Studio album by Richard Thompson
- Released: 6 October 2017
- Length: 48:36
- Label: Beeswing
- Producers: Richard Thompson; Simon Tassano;

Richard Thompson chronology
| Acoustic Classics II (2017) | Acoustic Rarities (2017) | 13 Rivers (2018) |

= Acoustic Rarities =

Acoustic Rarities is an album by English musician Richard Thompson. It was released on 6 October 2017 through Thompson's Beeswing label. Like its predecessors, Acoustic Classics (2014) and Acoustic Classics II (2017), Acoustic Rarities is a collection of solo performances of songs from Thompson's back catalogue. Alongside eight re-recordings are six previously unreleased tracks, with some songs on the record dating back to Thompson's tenure with the band Fairport Convention.

==Reception==

Acoustic Rarities has received positive reviews. Louder Than War praised the "eclectic" track selection and noted the album's "depth" will "go some way to satisfying the real fans who know their Thompson stuff inside out". God Is in the TV argued that the record avoids the pitfalls of most "rarities" albums, due to Thompson having "amassed a number of great songs" which "are deserving of being heard, stripped down to voice and guitar".

**INSTRUCTION A:**
In the entries, what is the part that opens with the line containing "text: Politik og" and closes with the line containing "x-tick-label: 0 <box>434 680 440 689</box>"? Return those lines unchanged, both ends included.

**GIVEN ENTRIES:**
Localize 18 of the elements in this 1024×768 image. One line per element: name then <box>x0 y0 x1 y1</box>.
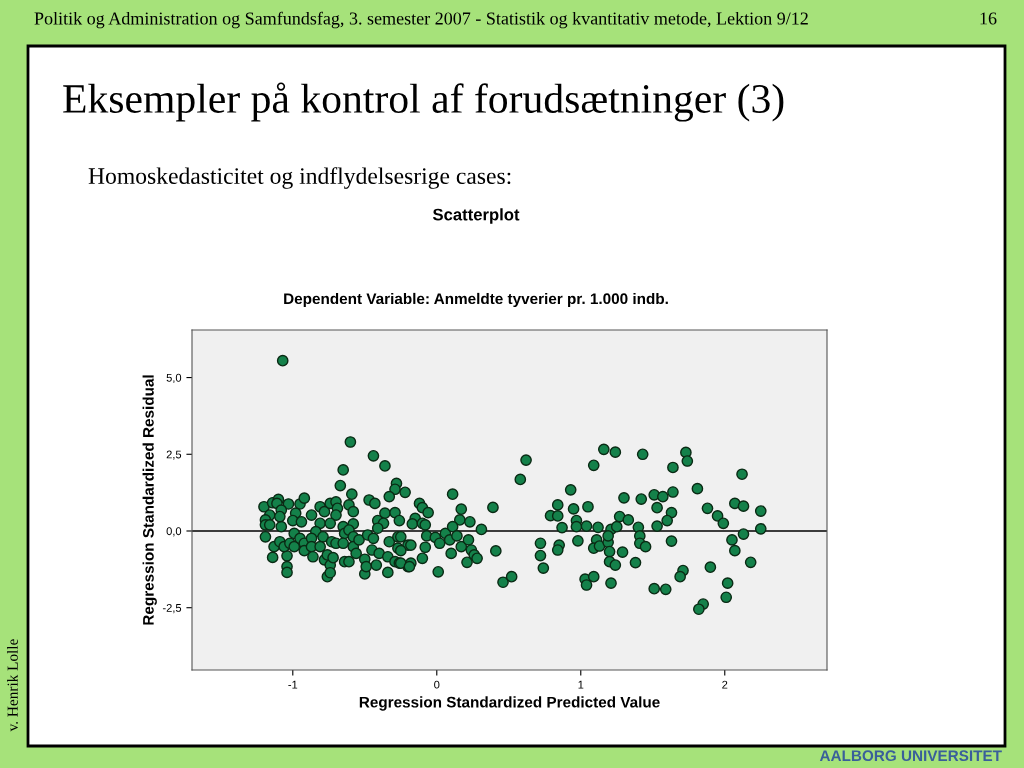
text: Politik og Administration og Samfundsfag, 3. semester 2007 - Statistik og kvantitativ metode, Lektion 9/12 <box>34 11 808 29</box>
x-tick-label: 2 <box>722 680 728 689</box>
x-tick-label: 1 <box>578 680 584 689</box>
x-tick-label: 0 <box>434 680 440 689</box>
chart-subtitle: Dependent Variable: Anmeldte tyverier pr. 1.000 indb. <box>284 292 668 308</box>
text: Homoskedasticitet og indflydelsesrige cases: <box>88 167 511 189</box>
text: v. Henrik Lolle <box>7 639 18 732</box>
y-tick-label: 0,0 <box>166 527 182 537</box>
x-tick-label: -1 <box>288 680 298 689</box>
text: AALBORG UNIVERSITET <box>819 750 1002 762</box>
chart-title: Scatterplot <box>432 208 520 224</box>
text: 16 <box>980 12 997 25</box>
y-tick-label: 5,0 <box>166 373 182 384</box>
y-tick-label: -2,5 <box>162 603 182 614</box>
y-axis-title: Regression Standardized Residual <box>142 375 157 625</box>
x-axis-title: Regression Standardized Predicted Value <box>359 696 660 711</box>
y-tick-label: 2,5 <box>166 450 182 460</box>
text: Eksempler på kontrol af forudsætninger (3) <box>63 82 784 122</box>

**INSTRUCTION B:**
According to the text about Acoustic Rarities, how many previously unreleased tracks does the album include?

**TASK RESULT A:**
text: Politik og Administration og Samfundsfag, 3. semester 2007 - Statistik og kvantitativ metode, Lektion 9/12 <box>34 11 808 29</box>
x-tick-label: 2 <box>722 680 728 689</box>
x-tick-label: 1 <box>578 680 584 689</box>
x-tick-label: 0 <box>434 680 440 689</box>

**TASK RESULT B:**
Six.